• WHAT YOU SHOULD DO: For the material that follows, list every line containing the word "Augmented".

• Entries from a visual dataset:
[start]

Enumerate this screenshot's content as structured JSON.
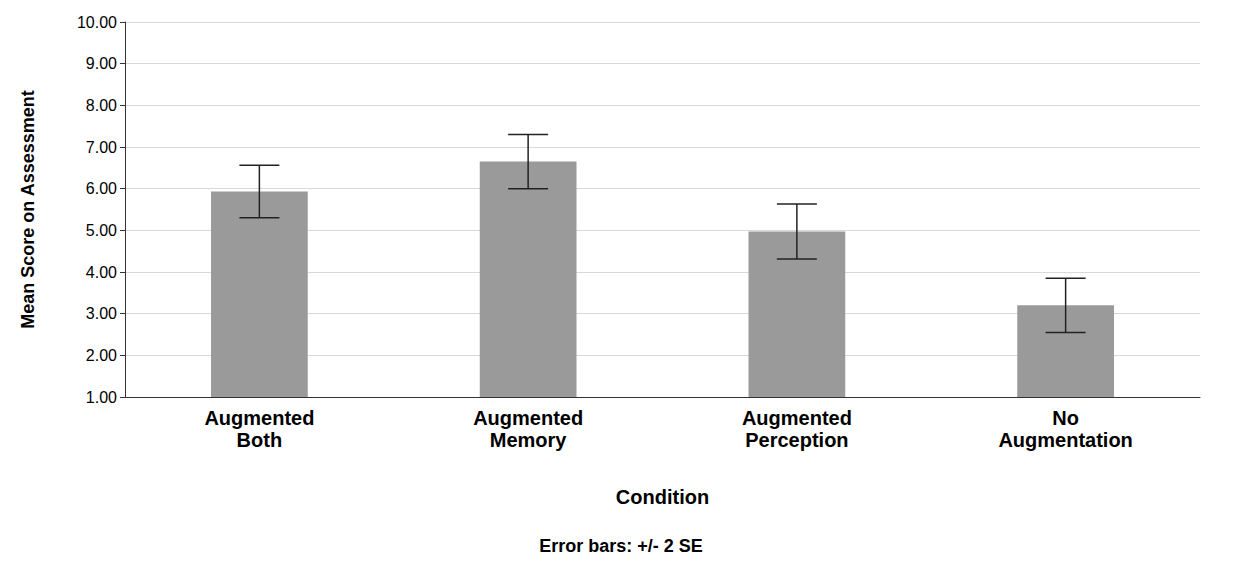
{
  "chart_data": {
    "type": "bar",
    "categories": [
      "Augmented\nBoth",
      "Augmented\nMemory",
      "Augmented\nPerception",
      "No\nAugmentation"
    ],
    "values": [
      5.93,
      6.65,
      4.97,
      3.2
    ],
    "errors": [
      0.63,
      0.65,
      0.66,
      0.65
    ],
    "error_label": "Error bars: +/- 2 SE",
    "x_label": "Condition",
    "y_label": "Mean Score on Assessment",
    "color": "#9a9a9a",
    "ylim": [
      1,
      10
    ],
    "yticks": [
      {
        "value": 1,
        "label": "1.00"
      },
      {
        "value": 2,
        "label": "2.00"
      },
      {
        "value": 3,
        "label": "3.00"
      },
      {
        "value": 4,
        "label": "4.00"
      },
      {
        "value": 5,
        "label": "5.00"
      },
      {
        "value": 6,
        "label": "6.00"
      },
      {
        "value": 7,
        "label": "7.00"
      },
      {
        "value": 8,
        "label": "8.00"
      },
      {
        "value": 9,
        "label": "9.00"
      },
      {
        "value": 10,
        "label": "10.00"
      }
    ],
    "grid": true
  }
}
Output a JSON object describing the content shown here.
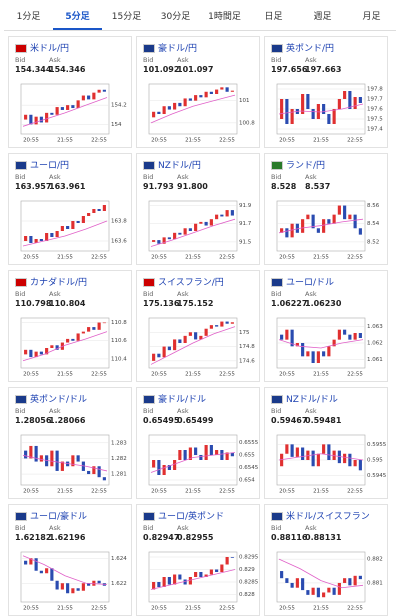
{
  "tabs": [
    "1分足",
    "5分足",
    "15分足",
    "30分足",
    "1時間足",
    "日足",
    "週足",
    "月足"
  ],
  "active_tab": 1,
  "bid_label": "Bid",
  "ask_label": "Ask",
  "up_color": "#e03030",
  "down_color": "#2a4bb0",
  "ma_color": "#e060c8",
  "panels": [
    {
      "name": "米ドル/円",
      "bid": "154.344",
      "ask": "154.346",
      "xlabels": [
        "20:55",
        "21:55",
        "22:55"
      ],
      "ylim": [
        153.9,
        154.42
      ],
      "yticks": [
        154,
        154.2
      ],
      "close": [
        154.05,
        154.1,
        154.0,
        154.08,
        154.02,
        154.12,
        154.1,
        154.18,
        154.15,
        154.2,
        154.17,
        154.25,
        154.3,
        154.26,
        154.33,
        154.36,
        154.34
      ],
      "ma": [
        153.98,
        154.05,
        154.12,
        154.2,
        154.28
      ]
    },
    {
      "name": "豪ドル/円",
      "bid": "101.092",
      "ask": "101.097",
      "xlabels": [
        "20:55",
        "21:55",
        "22:55"
      ],
      "ylim": [
        100.7,
        101.15
      ],
      "yticks": [
        100.8,
        101
      ],
      "close": [
        100.85,
        100.9,
        100.88,
        100.95,
        100.92,
        100.98,
        100.95,
        101.02,
        101.0,
        101.05,
        101.03,
        101.08,
        101.06,
        101.1,
        101.12,
        101.08,
        101.09
      ],
      "ma": [
        100.8,
        100.88,
        100.95,
        101.0,
        101.05
      ]
    },
    {
      "name": "英ポンド/円",
      "bid": "197.656",
      "ask": "197.663",
      "xlabels": [
        "20:55",
        "21:55",
        "22:55"
      ],
      "ylim": [
        197.35,
        197.85
      ],
      "yticks": [
        197.4,
        197.5,
        197.6,
        197.7,
        197.8
      ],
      "close": [
        197.5,
        197.7,
        197.45,
        197.6,
        197.55,
        197.75,
        197.6,
        197.5,
        197.65,
        197.55,
        197.45,
        197.6,
        197.7,
        197.78,
        197.6,
        197.72,
        197.66
      ],
      "ma": [
        197.55,
        197.58,
        197.57,
        197.6,
        197.65
      ]
    },
    {
      "name": "ユーロ/円",
      "bid": "163.957",
      "ask": "163.961",
      "xlabels": [
        "20:55",
        "21:55",
        "22:55"
      ],
      "ylim": [
        163.5,
        164.0
      ],
      "yticks": [
        163.6,
        163.8
      ],
      "close": [
        163.6,
        163.65,
        163.58,
        163.62,
        163.6,
        163.68,
        163.64,
        163.7,
        163.75,
        163.72,
        163.8,
        163.78,
        163.85,
        163.88,
        163.92,
        163.9,
        163.96
      ],
      "ma": [
        163.55,
        163.6,
        163.65,
        163.72,
        163.8
      ]
    },
    {
      "name": "NZドル/円",
      "bid": "91.793",
      "ask": "91.800",
      "xlabels": [
        "20:55",
        "21:55",
        "22:55"
      ],
      "ylim": [
        91.4,
        91.95
      ],
      "yticks": [
        91.5,
        91.7,
        91.9
      ],
      "close": [
        91.5,
        91.52,
        91.48,
        91.55,
        91.53,
        91.6,
        91.58,
        91.65,
        91.62,
        91.7,
        91.72,
        91.68,
        91.75,
        91.8,
        91.78,
        91.85,
        91.79
      ],
      "ma": [
        91.45,
        91.52,
        91.6,
        91.68,
        91.75
      ]
    },
    {
      "name": "ランド/円",
      "bid": "8.528",
      "ask": "8.537",
      "xlabels": [
        "20:55",
        "21:55",
        "22:55"
      ],
      "ylim": [
        8.51,
        8.565
      ],
      "yticks": [
        8.52,
        8.54,
        8.56
      ],
      "close": [
        8.53,
        8.535,
        8.525,
        8.54,
        8.53,
        8.545,
        8.55,
        8.535,
        8.53,
        8.545,
        8.54,
        8.55,
        8.56,
        8.545,
        8.55,
        8.535,
        8.528
      ],
      "ma": [
        8.53,
        8.535,
        8.538,
        8.542,
        8.545
      ]
    },
    {
      "name": "カナダドル/円",
      "bid": "110.798",
      "ask": "110.804",
      "xlabels": [
        "20:55",
        "21:55",
        "22:55"
      ],
      "ylim": [
        110.3,
        110.85
      ],
      "yticks": [
        110.4,
        110.6,
        110.8
      ],
      "close": [
        110.45,
        110.5,
        110.42,
        110.48,
        110.45,
        110.52,
        110.55,
        110.5,
        110.58,
        110.62,
        110.6,
        110.68,
        110.7,
        110.75,
        110.72,
        110.8,
        110.8
      ],
      "ma": [
        110.38,
        110.45,
        110.55,
        110.62,
        110.7
      ]
    },
    {
      "name": "スイスフラン/円",
      "bid": "175.136",
      "ask": "175.152",
      "xlabels": [
        "20:55",
        "21:55",
        "22:55"
      ],
      "ylim": [
        174.5,
        175.2
      ],
      "yticks": [
        174.6,
        174.8,
        175
      ],
      "close": [
        174.6,
        174.7,
        174.65,
        174.8,
        174.75,
        174.9,
        174.85,
        174.95,
        175.0,
        174.9,
        174.95,
        175.05,
        175.1,
        175.08,
        175.15,
        175.12,
        175.14
      ],
      "ma": [
        174.55,
        174.7,
        174.85,
        174.98,
        175.08
      ]
    },
    {
      "name": "ユーロ/ドル",
      "bid": "1.06227",
      "ask": "1.06230",
      "xlabels": [
        "20:55",
        "21:55",
        "22:55"
      ],
      "ylim": [
        1.0605,
        1.0635
      ],
      "yticks": [
        1.061,
        1.062,
        1.063
      ],
      "close": [
        1.0625,
        1.0622,
        1.0628,
        1.0618,
        1.062,
        1.0612,
        1.0615,
        1.0608,
        1.0615,
        1.0612,
        1.0618,
        1.0622,
        1.0628,
        1.0625,
        1.0622,
        1.0626,
        1.0623
      ],
      "ma": [
        1.0622,
        1.0618,
        1.0617,
        1.062,
        1.0622
      ]
    },
    {
      "name": "英ポンド/ドル",
      "bid": "1.28056",
      "ask": "1.28066",
      "xlabels": [
        "20:55",
        "21:55",
        "22:55"
      ],
      "ylim": [
        1.2803,
        1.2835
      ],
      "yticks": [
        1.281,
        1.282,
        1.283
      ],
      "close": [
        1.2825,
        1.282,
        1.2828,
        1.2818,
        1.2822,
        1.2815,
        1.2825,
        1.2812,
        1.2818,
        1.2815,
        1.2822,
        1.2818,
        1.2812,
        1.281,
        1.2815,
        1.2808,
        1.2806
      ],
      "ma": [
        1.2822,
        1.2819,
        1.2817,
        1.2815,
        1.2812
      ]
    },
    {
      "name": "豪ドル/ドル",
      "bid": "0.65495",
      "ask": "0.65499",
      "xlabels": [
        "20:55",
        "21:55",
        "22:55"
      ],
      "ylim": [
        0.6538,
        0.6558
      ],
      "yticks": [
        0.654,
        0.6545,
        0.655,
        0.6555
      ],
      "close": [
        0.6545,
        0.6548,
        0.6542,
        0.6546,
        0.6544,
        0.6548,
        0.6552,
        0.6548,
        0.6553,
        0.655,
        0.6548,
        0.6554,
        0.655,
        0.6552,
        0.6548,
        0.6551,
        0.65495
      ],
      "ma": [
        0.6543,
        0.6546,
        0.6549,
        0.655,
        0.6551
      ]
    },
    {
      "name": "NZドル/ドル",
      "bid": "0.59467",
      "ask": "0.59481",
      "xlabels": [
        "20:55",
        "21:55",
        "22:55"
      ],
      "ylim": [
        0.5942,
        0.5958
      ],
      "yticks": [
        0.5945,
        0.595,
        0.5955
      ],
      "close": [
        0.5948,
        0.5952,
        0.5955,
        0.5951,
        0.5954,
        0.595,
        0.5953,
        0.5948,
        0.5952,
        0.5955,
        0.595,
        0.5953,
        0.5949,
        0.5952,
        0.5948,
        0.595,
        0.59467
      ],
      "ma": [
        0.595,
        0.5951,
        0.5952,
        0.5951,
        0.595
      ]
    },
    {
      "name": "ユーロ/豪ドル",
      "bid": "1.62182",
      "ask": "1.62196",
      "xlabels": [
        "20:55",
        "21:55",
        "22:55"
      ],
      "ylim": [
        1.6205,
        1.6245
      ],
      "yticks": [
        1.622,
        1.624
      ],
      "close": [
        1.6238,
        1.6235,
        1.624,
        1.623,
        1.6228,
        1.6232,
        1.6222,
        1.6215,
        1.622,
        1.6212,
        1.6216,
        1.6214,
        1.622,
        1.6218,
        1.6222,
        1.622,
        1.6218
      ],
      "ma": [
        1.6242,
        1.6235,
        1.6226,
        1.622,
        1.6219
      ]
    },
    {
      "name": "ユーロ/英ポンド",
      "bid": "0.82947",
      "ask": "0.82955",
      "xlabels": [
        "20:55",
        "21:55",
        "22:55"
      ],
      "ylim": [
        0.8277,
        0.8297
      ],
      "yticks": [
        0.828,
        0.8285,
        0.829,
        0.8295
      ],
      "close": [
        0.8282,
        0.8285,
        0.8283,
        0.8287,
        0.8284,
        0.8288,
        0.8286,
        0.8284,
        0.8287,
        0.8289,
        0.8287,
        0.8288,
        0.829,
        0.8289,
        0.8292,
        0.8295,
        0.82947
      ],
      "ma": [
        0.8282,
        0.8284,
        0.8286,
        0.8288,
        0.829
      ]
    },
    {
      "name": "米ドル/スイスフラン",
      "bid": "0.88116",
      "ask": "0.88131",
      "xlabels": [
        "20:55",
        "21:55",
        "22:55"
      ],
      "ylim": [
        0.8802,
        0.8823
      ],
      "yticks": [
        0.881,
        0.882
      ],
      "close": [
        0.8815,
        0.8812,
        0.881,
        0.8808,
        0.8812,
        0.8807,
        0.8805,
        0.8808,
        0.8804,
        0.8806,
        0.8808,
        0.8805,
        0.881,
        0.8812,
        0.8809,
        0.8813,
        0.88116
      ],
      "ma": [
        0.882,
        0.8816,
        0.8811,
        0.8808,
        0.8809
      ]
    }
  ]
}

[end]

• TASK RESULT:
      "Augmented\nBoth",
      "Augmented\nMemory",
      "Augmented\nPerception",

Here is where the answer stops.